- [Texto proporcionado]:
((
- La obesidad como trastorno de
las emociones - Este es el caso de nuestro amigo
"William" - El
Buzón Universitario
El escritor norteamericano John E. Steinbeck (1902-68),
ganador del Premio Nóbel de la Literatura, escribió
en el año 1937 una obra de gran significado la cual hoy se
cuenta entre los trabajos clásicos de la literatura
moderna; la llamó: "Of mice and men". A la memoria del
genio de Steinbeck consagro este ensayo.
La búsqueda de un gen en la rata para explicar
las causas del fenómeno morboso de la obesidad no es
nueva. Daniels, escribiendo un capítulo en la edición
de junio del 1984 de la renombrada The Psychiatric
Clinics of North America (número ése el cual
se publicase bajo mi dirección editorial), alude a este gen para
describir ciertos rasgos inexplicables de la gordura de este
animal de laboratorio.
El comportamiento
de estos roedores, que atrajera la curiosidad de los
científicos, es que, en algunos casos, las ratas comen
incesante e insaciablemente. Estas ratas, que así se
comportan, se entiende, que han sostenido el proceso
mutacional en uno de dos genes: ob (por obeso) y db
(por diabético).
El año pasado investigadores en los EEUU
anunciaron que ellos habían descifrado la secuencia del
gen ob en el ADN. Este
hallazgo era congruente con una de las teorías
que tratan de explicar la regulación del peso en el ser
humano.
De acuerdo con esta teoría,
los tejidos grasosos
envían señales
al cerebro; el cual,
a su vez, responde de un modo adaptador: Más adiposidad,
más fuerte es la señal, resultando en que el animal
use más grasa y coma menos comida, de este modo perdiendo
peso. Por el otro lado, ratas dotadas con el defectuoso gen
ob carecen de este elemento regulador y no dándose
por enteradas que son gordas, continúan comiendo como si
estuviesen sufriendo de la inanición forzada.
La evidencia de la posibilidad de que este gen
existiese, se derivó de experimentos en
los cuales ratas normales y anormales genéticamente se
comportaban como era esperado si compartían la
circulación sanguínea, de ese modo compartiendo las
hormonas
circulantes.
En la publicación Science del 28 de julio
pasado, otro grupo de
investigadores sugieren la posibilidad de que este hallazgo en
las ratas, pueda ser de mucha relevancia en el tratamiento
de la obesidad humana.
))
- [Extracto de datos]:
((
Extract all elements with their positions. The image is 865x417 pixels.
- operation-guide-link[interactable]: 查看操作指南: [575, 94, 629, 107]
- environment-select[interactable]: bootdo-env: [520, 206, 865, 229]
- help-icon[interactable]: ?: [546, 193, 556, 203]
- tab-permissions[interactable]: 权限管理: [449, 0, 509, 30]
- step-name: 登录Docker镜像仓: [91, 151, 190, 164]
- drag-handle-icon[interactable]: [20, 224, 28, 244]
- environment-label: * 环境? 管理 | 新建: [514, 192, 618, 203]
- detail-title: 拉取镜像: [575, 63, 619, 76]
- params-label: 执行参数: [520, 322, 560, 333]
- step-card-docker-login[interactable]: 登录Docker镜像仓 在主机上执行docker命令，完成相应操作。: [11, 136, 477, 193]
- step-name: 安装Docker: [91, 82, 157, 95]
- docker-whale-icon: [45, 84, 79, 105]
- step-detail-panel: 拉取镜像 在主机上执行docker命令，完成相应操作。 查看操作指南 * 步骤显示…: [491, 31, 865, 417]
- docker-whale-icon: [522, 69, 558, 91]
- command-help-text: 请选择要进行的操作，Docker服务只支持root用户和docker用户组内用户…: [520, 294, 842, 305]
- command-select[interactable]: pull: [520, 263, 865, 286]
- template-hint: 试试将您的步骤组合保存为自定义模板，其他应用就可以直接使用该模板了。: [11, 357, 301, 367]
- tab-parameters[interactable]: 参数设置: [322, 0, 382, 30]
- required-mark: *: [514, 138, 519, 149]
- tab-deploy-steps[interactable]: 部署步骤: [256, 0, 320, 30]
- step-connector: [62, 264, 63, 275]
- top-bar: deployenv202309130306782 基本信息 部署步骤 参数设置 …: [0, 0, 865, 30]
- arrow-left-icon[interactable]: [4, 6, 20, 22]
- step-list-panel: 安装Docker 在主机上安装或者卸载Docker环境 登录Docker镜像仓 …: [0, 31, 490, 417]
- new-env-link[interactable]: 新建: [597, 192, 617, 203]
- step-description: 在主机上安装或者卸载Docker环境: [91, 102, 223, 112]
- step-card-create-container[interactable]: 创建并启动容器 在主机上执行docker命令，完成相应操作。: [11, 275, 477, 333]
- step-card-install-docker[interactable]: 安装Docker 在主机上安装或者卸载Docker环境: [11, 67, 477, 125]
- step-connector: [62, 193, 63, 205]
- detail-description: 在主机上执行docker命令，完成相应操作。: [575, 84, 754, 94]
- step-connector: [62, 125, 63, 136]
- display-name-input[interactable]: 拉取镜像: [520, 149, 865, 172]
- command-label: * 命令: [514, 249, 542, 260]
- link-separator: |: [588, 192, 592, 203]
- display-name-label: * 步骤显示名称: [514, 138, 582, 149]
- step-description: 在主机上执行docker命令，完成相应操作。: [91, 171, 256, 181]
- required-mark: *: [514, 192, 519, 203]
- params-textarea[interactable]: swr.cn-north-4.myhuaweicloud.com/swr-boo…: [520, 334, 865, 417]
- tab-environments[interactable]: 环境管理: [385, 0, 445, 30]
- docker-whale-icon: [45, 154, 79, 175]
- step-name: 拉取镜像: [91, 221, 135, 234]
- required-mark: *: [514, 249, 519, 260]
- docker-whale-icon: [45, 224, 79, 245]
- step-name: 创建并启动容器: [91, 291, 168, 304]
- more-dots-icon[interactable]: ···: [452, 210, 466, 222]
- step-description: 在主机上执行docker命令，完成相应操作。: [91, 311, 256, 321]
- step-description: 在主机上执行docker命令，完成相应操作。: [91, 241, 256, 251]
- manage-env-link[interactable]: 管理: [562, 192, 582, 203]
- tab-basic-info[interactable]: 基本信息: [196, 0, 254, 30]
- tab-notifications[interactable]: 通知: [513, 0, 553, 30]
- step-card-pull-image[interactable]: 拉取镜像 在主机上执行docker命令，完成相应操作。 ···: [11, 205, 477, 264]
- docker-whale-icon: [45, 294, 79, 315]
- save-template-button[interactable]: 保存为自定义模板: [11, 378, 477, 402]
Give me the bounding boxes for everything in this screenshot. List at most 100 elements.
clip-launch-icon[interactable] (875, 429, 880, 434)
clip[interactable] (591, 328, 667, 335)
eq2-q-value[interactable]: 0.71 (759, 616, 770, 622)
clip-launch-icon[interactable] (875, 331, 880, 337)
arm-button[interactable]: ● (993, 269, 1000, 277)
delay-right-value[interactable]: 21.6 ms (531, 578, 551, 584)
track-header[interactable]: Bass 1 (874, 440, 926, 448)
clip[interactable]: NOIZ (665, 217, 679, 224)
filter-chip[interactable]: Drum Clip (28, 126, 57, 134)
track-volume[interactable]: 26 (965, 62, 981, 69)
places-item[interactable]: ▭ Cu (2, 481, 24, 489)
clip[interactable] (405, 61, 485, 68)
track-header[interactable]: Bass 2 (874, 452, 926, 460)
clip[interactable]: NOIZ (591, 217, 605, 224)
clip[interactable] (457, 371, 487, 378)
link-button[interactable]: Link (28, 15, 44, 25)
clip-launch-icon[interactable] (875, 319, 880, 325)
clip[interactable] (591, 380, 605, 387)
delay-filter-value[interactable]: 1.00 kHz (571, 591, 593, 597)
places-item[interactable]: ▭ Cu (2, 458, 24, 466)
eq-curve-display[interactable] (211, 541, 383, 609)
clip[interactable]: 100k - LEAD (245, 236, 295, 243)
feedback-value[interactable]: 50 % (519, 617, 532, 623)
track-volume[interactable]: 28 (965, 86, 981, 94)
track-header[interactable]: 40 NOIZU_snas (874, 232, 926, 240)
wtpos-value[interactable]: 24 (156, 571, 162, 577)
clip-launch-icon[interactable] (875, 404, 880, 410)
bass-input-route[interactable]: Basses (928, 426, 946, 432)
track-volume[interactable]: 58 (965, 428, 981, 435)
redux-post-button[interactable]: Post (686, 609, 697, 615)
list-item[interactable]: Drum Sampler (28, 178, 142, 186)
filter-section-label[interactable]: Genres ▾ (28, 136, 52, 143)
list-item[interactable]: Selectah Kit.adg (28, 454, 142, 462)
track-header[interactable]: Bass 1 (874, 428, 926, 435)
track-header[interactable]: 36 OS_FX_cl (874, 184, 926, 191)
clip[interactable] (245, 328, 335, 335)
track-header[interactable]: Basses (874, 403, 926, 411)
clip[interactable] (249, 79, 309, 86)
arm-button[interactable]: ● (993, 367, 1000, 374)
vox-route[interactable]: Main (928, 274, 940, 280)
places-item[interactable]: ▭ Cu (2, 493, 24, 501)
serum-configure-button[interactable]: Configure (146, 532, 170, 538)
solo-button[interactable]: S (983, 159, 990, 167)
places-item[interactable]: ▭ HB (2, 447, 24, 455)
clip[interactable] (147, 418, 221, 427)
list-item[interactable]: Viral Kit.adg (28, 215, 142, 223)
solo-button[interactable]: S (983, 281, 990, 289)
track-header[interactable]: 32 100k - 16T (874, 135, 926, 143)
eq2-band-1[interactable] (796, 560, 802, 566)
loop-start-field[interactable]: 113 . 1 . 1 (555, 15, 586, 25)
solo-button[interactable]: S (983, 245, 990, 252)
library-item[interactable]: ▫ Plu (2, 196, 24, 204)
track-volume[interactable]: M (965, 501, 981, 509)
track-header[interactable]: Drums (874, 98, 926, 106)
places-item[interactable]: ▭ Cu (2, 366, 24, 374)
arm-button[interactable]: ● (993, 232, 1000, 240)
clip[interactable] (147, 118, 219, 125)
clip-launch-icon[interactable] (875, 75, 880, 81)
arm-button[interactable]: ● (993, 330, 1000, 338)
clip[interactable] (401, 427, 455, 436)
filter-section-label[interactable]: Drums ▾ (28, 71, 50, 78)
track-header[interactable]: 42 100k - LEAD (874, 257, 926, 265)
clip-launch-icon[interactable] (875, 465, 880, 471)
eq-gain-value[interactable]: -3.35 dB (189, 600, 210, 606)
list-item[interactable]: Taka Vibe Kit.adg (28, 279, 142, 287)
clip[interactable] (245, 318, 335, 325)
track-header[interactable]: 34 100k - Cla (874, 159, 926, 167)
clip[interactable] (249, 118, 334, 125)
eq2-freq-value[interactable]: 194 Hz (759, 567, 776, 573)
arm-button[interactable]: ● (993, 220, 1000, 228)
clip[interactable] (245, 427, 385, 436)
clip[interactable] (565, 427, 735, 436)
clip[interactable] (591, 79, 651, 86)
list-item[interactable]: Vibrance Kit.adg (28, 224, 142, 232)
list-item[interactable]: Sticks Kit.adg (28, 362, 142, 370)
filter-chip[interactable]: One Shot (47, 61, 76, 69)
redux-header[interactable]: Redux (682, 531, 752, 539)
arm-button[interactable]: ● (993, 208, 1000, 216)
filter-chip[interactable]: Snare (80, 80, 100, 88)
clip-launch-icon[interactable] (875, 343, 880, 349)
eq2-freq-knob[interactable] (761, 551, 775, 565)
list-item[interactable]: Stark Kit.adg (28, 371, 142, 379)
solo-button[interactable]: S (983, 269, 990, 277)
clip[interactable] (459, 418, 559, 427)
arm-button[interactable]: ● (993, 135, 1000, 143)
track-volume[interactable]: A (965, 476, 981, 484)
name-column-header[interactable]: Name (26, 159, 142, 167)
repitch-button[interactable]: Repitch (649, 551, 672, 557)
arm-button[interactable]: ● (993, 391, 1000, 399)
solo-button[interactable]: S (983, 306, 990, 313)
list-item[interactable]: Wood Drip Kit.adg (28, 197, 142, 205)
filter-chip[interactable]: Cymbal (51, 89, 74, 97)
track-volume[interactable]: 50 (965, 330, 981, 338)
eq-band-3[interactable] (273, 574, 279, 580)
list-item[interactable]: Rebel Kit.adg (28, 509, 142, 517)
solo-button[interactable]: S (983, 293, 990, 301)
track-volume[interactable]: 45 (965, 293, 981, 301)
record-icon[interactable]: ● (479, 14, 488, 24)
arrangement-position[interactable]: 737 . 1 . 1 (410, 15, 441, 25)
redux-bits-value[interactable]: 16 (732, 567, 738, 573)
))
- [Tarea]: Cita del ensayo sobre la obesidad todo lo que va desde "El comportamiento" hasta "(por diabético).", sin cambiar nada.

- [Respuesta escrita]:
El comportamiento
de estos roedores, que atrajera la curiosidad de los
científicos, es que, en algunos casos, las ratas comen
incesante e insaciablemente. Estas ratas, que así se
comportan, se entiende, que han sostenido el proceso
mutacional en uno de dos genes: ob (por obeso) y db
(por diabético).